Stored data
════════════════

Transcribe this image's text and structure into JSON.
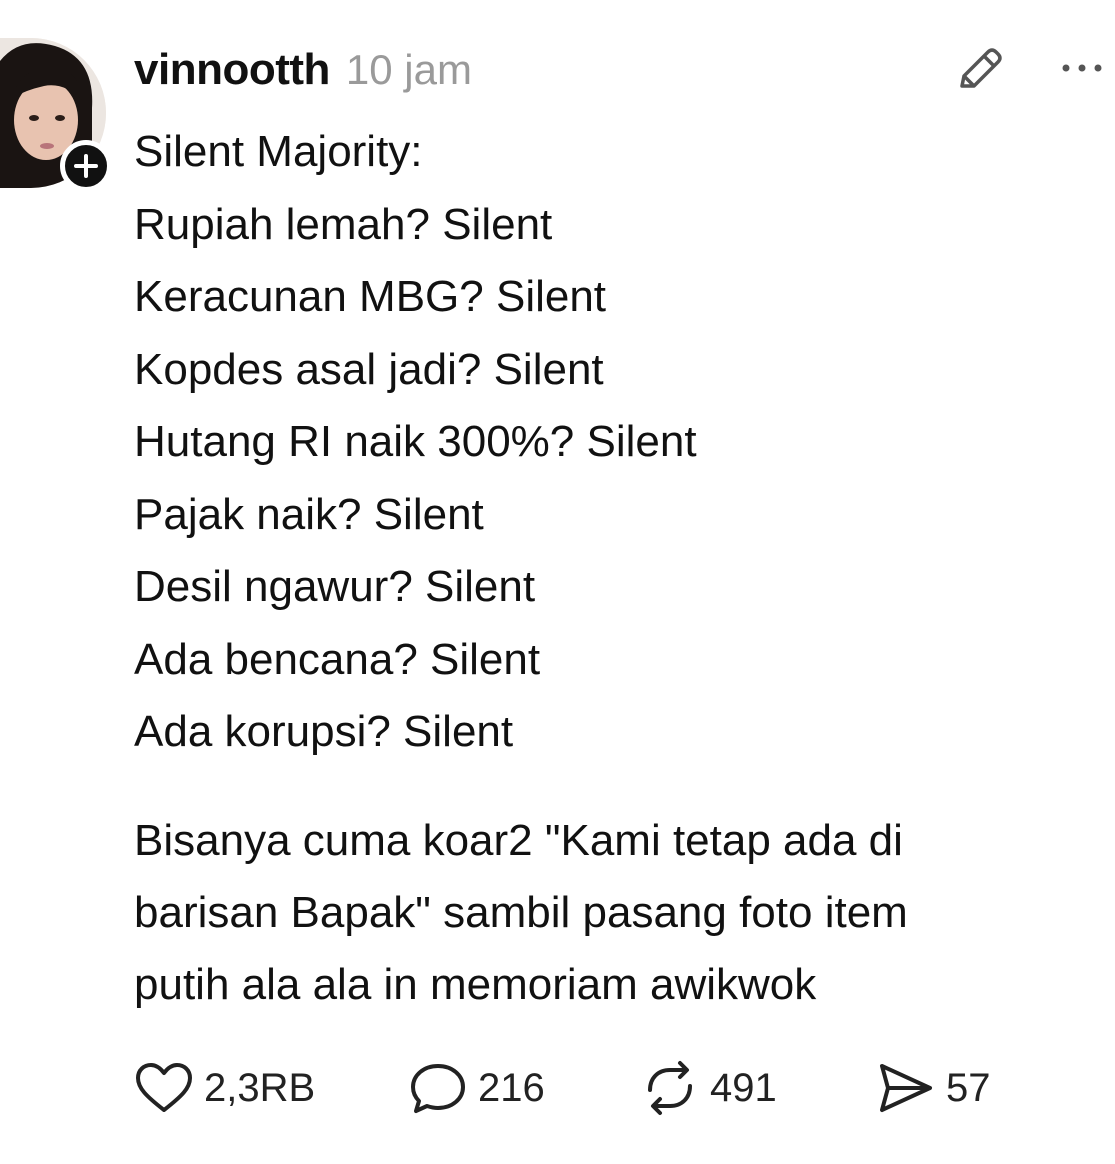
{
  "post": {
    "username": "vinnootth",
    "time_ago": "10 jam",
    "lines": [
      "Silent Majority:",
      "Rupiah lemah? Silent",
      "Keracunan MBG? Silent",
      "Kopdes asal jadi? Silent",
      "Hutang RI naik 300%? Silent",
      "Pajak naik? Silent",
      "Desil ngawur? Silent",
      "Ada bencana? Silent",
      "Ada korupsi? Silent"
    ],
    "paragraph_lines": [
      "Bisanya cuma koar2 \"Kami tetap ada di",
      "barisan Bapak\" sambil pasang foto item",
      "putih ala ala in memoriam awikwok"
    ]
  },
  "actions": {
    "likes": "2,3RB",
    "comments": "216",
    "reposts": "491",
    "shares": "57"
  },
  "icons": {
    "avatar": "profile-photo",
    "follow": "plus-icon",
    "edit": "pencil-icon",
    "more": "ellipsis-icon",
    "like": "heart-icon",
    "comment": "comment-bubble-icon",
    "repost": "repost-arrows-icon",
    "share": "send-icon"
  },
  "colors": {
    "text": "#111111",
    "muted": "#9a9a9a",
    "badge": "#111111"
  }
}
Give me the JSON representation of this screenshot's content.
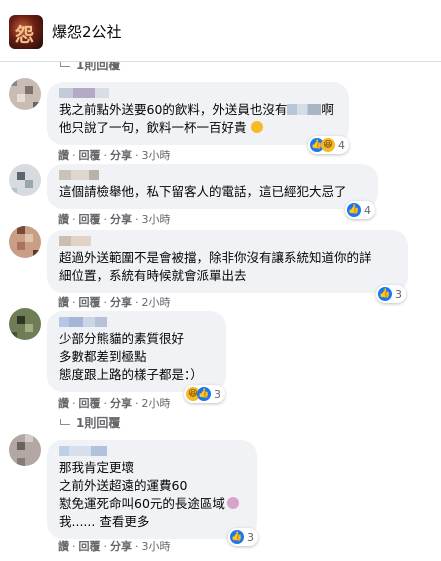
{
  "group": {
    "name": "爆怨2公社"
  },
  "reply_link_top": "1則回覆",
  "reply_link_bottom": "1則回覆",
  "comments": [
    {
      "lines": [
        "我之前點外送要60的飲料，外送員也沒有",
        "他只說了一句，飲料一杯一百好貴"
      ],
      "line1_suffix": "啊",
      "actions": {
        "like": "讚",
        "reply": "回覆",
        "share": "分享",
        "time": "3小時"
      },
      "reaction_count": "4"
    },
    {
      "lines": [
        "這個請檢舉他，私下留客人的電話，這已經犯大忌了"
      ],
      "actions": {
        "like": "讚",
        "reply": "回覆",
        "share": "分享",
        "time": "3小時"
      },
      "reaction_count": "4"
    },
    {
      "lines": [
        "超過外送範圍不是會被擋，除非你沒有讓系統知道你的詳",
        "細位置，系統有時候就會派單出去"
      ],
      "actions": {
        "like": "讚",
        "reply": "回覆",
        "share": "分享",
        "time": "2小時"
      },
      "reaction_count": "3"
    },
    {
      "lines": [
        "少部分熊貓的素質很好",
        "多數都差到極點",
        "態度跟上路的樣子都是：）"
      ],
      "actions": {
        "like": "讚",
        "reply": "回覆",
        "share": "分享",
        "time": "2小時"
      },
      "reaction_count": "3"
    },
    {
      "lines": [
        "那我肯定更壞",
        "之前外送超遠的運費60",
        "懟免運死命叫60元的長途區域",
        "我...... 查看更多"
      ],
      "actions": {
        "like": "讚",
        "reply": "回覆",
        "share": "分享",
        "time": "3小時"
      },
      "reaction_count": "3"
    }
  ],
  "colors": {
    "bubble": "#f0f2f5",
    "like": "#1877f2",
    "haha": "#f7b928",
    "meta": "#65676b"
  }
}
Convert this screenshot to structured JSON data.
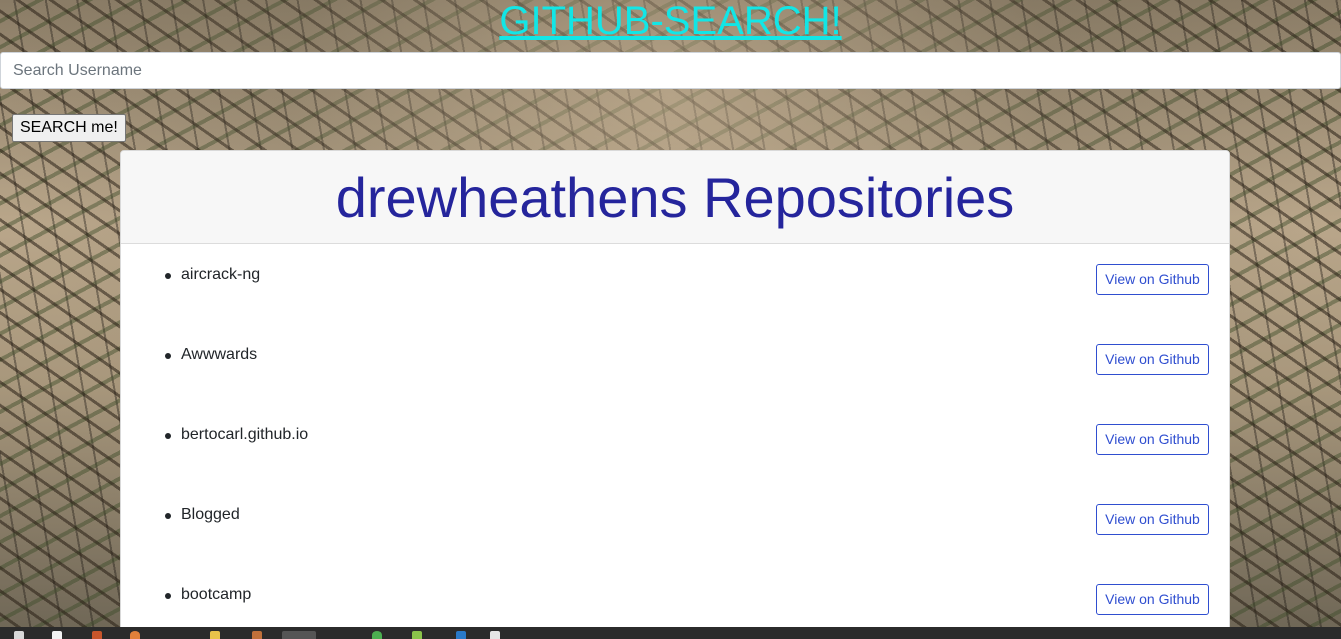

════════════════

_AIM_.
Repeat each line of the records above exactly, but do not copy the pictures.

_FINISHED EXERCISE_.
Transcribe this image's text and structure into JSON.
{
  "post": {
    "username": "vinnootth",
    "time_ago": "10 jam",
    "lines": [
      "Silent Majority:",
      "Rupiah lemah? Silent",
      "Keracunan MBG? Silent",
      "Kopdes asal jadi? Silent",
      "Hutang RI naik 300%? Silent",
      "Pajak naik? Silent",
      "Desil ngawur? Silent",
      "Ada bencana? Silent",
      "Ada korupsi? Silent"
    ],
    "paragraph_lines": [
      "Bisanya cuma koar2 \"Kami tetap ada di",
      "barisan Bapak\" sambil pasang foto item",
      "putih ala ala in memoriam awikwok"
    ]
  },
  "actions": {
    "likes": "2,3RB",
    "comments": "216",
    "reposts": "491",
    "shares": "57"
  },
  "icons": {
    "avatar": "profile-photo",
    "follow": "plus-icon",
    "edit": "pencil-icon",
    "more": "ellipsis-icon",
    "like": "heart-icon",
    "comment": "comment-bubble-icon",
    "repost": "repost-arrows-icon",
    "share": "send-icon"
  },
  "colors": {
    "text": "#111111",
    "muted": "#9a9a9a",
    "badge": "#111111"
  }
}
Give me the JSON representation of this screenshot's content.
{
  "group": {
    "name": "爆怨2公社"
  },
  "reply_link_top": "1則回覆",
  "reply_link_bottom": "1則回覆",
  "comments": [
    {
      "lines": [
        "我之前點外送要60的飲料，外送員也沒有",
        "他只說了一句，飲料一杯一百好貴"
      ],
      "line1_suffix": "啊",
      "actions": {
        "like": "讚",
        "reply": "回覆",
        "share": "分享",
        "time": "3小時"
      },
      "reaction_count": "4"
    },
    {
      "lines": [
        "這個請檢舉他，私下留客人的電話，這已經犯大忌了"
      ],
      "actions": {
        "like": "讚",
        "reply": "回覆",
        "share": "分享",
        "time": "3小時"
      },
      "reaction_count": "4"
    },
    {
      "lines": [
        "超過外送範圍不是會被擋，除非你沒有讓系統知道你的詳",
        "細位置，系統有時候就會派單出去"
      ],
      "actions": {
        "like": "讚",
        "reply": "回覆",
        "share": "分享",
        "time": "2小時"
      },
      "reaction_count": "3"
    },
    {
      "lines": [
        "少部分熊貓的素質很好",
        "多數都差到極點",
        "態度跟上路的樣子都是：）"
      ],
      "actions": {
        "like": "讚",
        "reply": "回覆",
        "share": "分享",
        "time": "2小時"
      },
      "reaction_count": "3"
    },
    {
      "lines": [
        "那我肯定更壞",
        "之前外送超遠的運費60",
        "懟免運死命叫60元的長途區域",
        "我...... 查看更多"
      ],
      "actions": {
        "like": "讚",
        "reply": "回覆",
        "share": "分享",
        "time": "3小時"
      },
      "reaction_count": "3"
    }
  ],
  "colors": {
    "bubble": "#f0f2f5",
    "like": "#1877f2",
    "haha": "#f7b928",
    "meta": "#65676b"
  }
}
Convert this screenshot to structured JSON data.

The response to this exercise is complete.